### Atividades
a – Segundo o trecho sobre política econômica, em quanto o Banco Central manteve a taxa Selic?
b – Copie do trecho sobre política econômica a passagem que vai de "Mas, voltando a" a "sabe qual seria.".

### Trecho do texto
◆ ◆ ◆ ◆ ◆ ◆ ◆

Se isso vai acontecer ou não, só o tempo dirá, já que houve nova rodada de alta de juros nos Estados Unidos esta semana, com o FED, o Banco Central norte-americano, aumentando a taxa de juros em 0,25 ponto, que subiu para o intervalo de 4,75% a 5%, o maior desde 2007.

Mas, voltando a preocupação dos economistas, e de nós, jornalistas econômicos, sobre a condução da política econômica, os sinais emitidos até agora não são os mais saudáveis. Só para lembrar alguns:

• Há uma forte pressão para que o Banco Central baixe os juros. Na reunião de ontem, 23, o BC ignorou essas pressões e manteve a taxa Selic em 13,75% ao ano. Isso fez aumentar a temperatura. O governo pretende pressionar o Congresso para tirar do cargo Roberto Campos Neto, presidente do Banco, cujo mandato vai até o final de 2024.

• Há pronunciamentos contra a independência do Banco Central, que garante uma política monetária isenta de pressões de governo.

• O presidente declarou que os livros de economia estão ultrapassados e uma nova forma de governar deve ser instaurada. Não se sabe qual seria.

◆ ◆ ◆ ◆ ◆ ◆ ◆

Dados de detecção de layout de documentos

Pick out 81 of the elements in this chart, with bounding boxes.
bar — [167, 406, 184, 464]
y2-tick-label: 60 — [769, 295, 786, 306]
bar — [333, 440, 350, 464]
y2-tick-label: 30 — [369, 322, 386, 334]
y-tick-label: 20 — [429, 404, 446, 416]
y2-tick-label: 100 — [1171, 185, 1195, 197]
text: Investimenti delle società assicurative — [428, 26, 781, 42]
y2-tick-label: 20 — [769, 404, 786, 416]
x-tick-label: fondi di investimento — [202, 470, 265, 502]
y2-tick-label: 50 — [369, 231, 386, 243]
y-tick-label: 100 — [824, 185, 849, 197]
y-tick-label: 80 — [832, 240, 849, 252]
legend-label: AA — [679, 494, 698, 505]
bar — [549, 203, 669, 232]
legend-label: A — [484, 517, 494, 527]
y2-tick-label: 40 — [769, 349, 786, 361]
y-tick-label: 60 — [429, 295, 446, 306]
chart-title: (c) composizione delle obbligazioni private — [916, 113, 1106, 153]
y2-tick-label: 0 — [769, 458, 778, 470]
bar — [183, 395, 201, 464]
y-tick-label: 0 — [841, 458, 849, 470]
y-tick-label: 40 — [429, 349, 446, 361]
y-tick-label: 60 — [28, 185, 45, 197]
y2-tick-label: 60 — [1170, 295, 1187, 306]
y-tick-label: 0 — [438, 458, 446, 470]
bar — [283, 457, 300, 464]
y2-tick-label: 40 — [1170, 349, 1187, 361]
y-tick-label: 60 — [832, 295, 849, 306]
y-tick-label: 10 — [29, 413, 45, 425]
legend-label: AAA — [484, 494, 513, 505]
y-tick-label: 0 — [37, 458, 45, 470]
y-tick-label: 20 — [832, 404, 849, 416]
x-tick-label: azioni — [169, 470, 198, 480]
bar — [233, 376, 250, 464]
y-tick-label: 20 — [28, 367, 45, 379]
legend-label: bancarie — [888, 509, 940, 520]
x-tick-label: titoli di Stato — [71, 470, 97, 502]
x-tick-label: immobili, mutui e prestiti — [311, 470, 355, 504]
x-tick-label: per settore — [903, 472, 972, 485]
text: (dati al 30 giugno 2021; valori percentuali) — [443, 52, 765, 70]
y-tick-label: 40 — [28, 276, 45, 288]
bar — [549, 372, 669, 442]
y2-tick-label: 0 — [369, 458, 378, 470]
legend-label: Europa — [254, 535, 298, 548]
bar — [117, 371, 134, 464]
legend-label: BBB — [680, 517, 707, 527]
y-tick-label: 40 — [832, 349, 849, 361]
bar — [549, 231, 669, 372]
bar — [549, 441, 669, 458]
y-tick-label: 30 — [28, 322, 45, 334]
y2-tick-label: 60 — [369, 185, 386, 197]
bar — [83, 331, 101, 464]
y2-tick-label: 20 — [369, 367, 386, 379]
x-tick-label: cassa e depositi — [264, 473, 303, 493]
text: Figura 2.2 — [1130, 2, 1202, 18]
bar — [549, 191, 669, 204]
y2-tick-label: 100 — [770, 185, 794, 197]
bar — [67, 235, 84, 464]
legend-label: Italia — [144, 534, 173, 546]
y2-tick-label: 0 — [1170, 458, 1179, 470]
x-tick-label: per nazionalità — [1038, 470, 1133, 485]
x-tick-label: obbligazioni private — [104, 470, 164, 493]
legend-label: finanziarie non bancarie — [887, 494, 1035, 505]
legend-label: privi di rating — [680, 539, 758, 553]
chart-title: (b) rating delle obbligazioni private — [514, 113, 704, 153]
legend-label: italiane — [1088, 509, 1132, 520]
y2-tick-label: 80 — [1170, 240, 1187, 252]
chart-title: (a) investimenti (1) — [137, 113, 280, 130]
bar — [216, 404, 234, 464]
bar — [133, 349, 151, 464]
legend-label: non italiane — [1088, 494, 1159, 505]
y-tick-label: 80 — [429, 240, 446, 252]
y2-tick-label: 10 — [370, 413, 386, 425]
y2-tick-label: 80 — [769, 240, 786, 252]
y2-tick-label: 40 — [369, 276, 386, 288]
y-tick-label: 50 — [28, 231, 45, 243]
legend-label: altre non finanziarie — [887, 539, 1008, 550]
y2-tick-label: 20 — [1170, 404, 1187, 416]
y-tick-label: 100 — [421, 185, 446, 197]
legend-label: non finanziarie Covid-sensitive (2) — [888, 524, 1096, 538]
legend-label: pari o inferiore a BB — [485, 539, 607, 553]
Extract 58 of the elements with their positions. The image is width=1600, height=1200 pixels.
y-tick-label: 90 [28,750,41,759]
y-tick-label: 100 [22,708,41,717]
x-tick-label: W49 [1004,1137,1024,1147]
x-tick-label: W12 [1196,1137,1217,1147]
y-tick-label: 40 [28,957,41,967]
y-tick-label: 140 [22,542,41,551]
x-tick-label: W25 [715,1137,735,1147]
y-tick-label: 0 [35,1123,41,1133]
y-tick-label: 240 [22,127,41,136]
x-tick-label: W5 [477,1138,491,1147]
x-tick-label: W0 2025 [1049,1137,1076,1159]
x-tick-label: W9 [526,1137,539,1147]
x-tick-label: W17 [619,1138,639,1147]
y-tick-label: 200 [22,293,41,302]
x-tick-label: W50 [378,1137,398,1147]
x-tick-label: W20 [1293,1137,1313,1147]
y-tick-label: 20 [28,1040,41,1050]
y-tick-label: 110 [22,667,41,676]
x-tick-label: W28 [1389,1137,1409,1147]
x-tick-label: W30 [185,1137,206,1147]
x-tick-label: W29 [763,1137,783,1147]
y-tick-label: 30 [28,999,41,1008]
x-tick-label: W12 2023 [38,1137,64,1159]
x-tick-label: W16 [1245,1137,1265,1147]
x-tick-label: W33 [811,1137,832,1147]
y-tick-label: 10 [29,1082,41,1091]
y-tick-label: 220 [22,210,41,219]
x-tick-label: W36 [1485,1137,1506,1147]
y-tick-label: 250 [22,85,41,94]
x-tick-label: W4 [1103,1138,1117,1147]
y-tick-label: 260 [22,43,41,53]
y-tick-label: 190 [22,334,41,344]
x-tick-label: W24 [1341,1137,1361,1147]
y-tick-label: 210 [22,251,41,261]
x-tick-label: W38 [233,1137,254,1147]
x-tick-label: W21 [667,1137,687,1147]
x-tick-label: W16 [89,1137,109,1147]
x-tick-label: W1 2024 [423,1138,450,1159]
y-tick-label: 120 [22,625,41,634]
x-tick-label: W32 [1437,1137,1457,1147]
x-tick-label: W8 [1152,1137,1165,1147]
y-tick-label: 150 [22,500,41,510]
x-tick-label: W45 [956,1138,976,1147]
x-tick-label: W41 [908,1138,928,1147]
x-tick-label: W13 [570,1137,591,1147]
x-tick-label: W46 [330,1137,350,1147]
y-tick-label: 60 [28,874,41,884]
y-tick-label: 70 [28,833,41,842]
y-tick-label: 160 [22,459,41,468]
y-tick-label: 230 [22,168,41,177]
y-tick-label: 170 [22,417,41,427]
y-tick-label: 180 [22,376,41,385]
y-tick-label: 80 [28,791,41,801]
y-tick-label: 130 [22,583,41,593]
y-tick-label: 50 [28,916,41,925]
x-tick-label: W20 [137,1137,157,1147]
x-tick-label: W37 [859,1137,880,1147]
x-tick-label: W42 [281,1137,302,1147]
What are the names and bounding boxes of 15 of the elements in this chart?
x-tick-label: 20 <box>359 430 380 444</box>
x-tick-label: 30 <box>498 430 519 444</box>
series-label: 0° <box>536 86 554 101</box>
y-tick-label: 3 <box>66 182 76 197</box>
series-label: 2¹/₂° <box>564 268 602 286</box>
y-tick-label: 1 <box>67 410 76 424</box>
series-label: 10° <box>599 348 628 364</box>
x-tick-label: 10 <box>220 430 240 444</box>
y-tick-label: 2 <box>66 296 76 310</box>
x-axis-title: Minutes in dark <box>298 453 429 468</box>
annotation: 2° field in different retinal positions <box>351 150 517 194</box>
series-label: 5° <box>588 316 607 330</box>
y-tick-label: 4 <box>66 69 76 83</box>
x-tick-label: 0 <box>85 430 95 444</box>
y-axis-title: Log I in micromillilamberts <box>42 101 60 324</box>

◆ ◆ ◆ ◆ ◆ ◆ ◆

### Respostas
a – Em 13,75% ao ano.

b –
Mas, voltando a preocupação dos economistas, e de nós, jornalistas econômicos, sobre a condução da política econômica, os sinais emitidos até agora não são os mais saudáveis. Só para lembrar alguns:

• Há uma forte pressão para que o Banco Central baixe os juros. Na reunião de ontem, 23, o BC ignorou essas pressões e manteve a taxa Selic em 13,75% ao ano. Isso fez aumentar a temperatura. O governo pretende pressionar o Congresso para tirar do cargo Roberto Campos Neto, presidente do Banco, cujo mandato vai até o final de 2024.

• Há pronunciamentos contra a independência do Banco Central, que garante uma política monetária isenta de pressões de governo.

• O presidente declarou que os livros de economia estão ultrapassados e uma nova forma de governar deve ser instaurada. Não se sabe qual seria.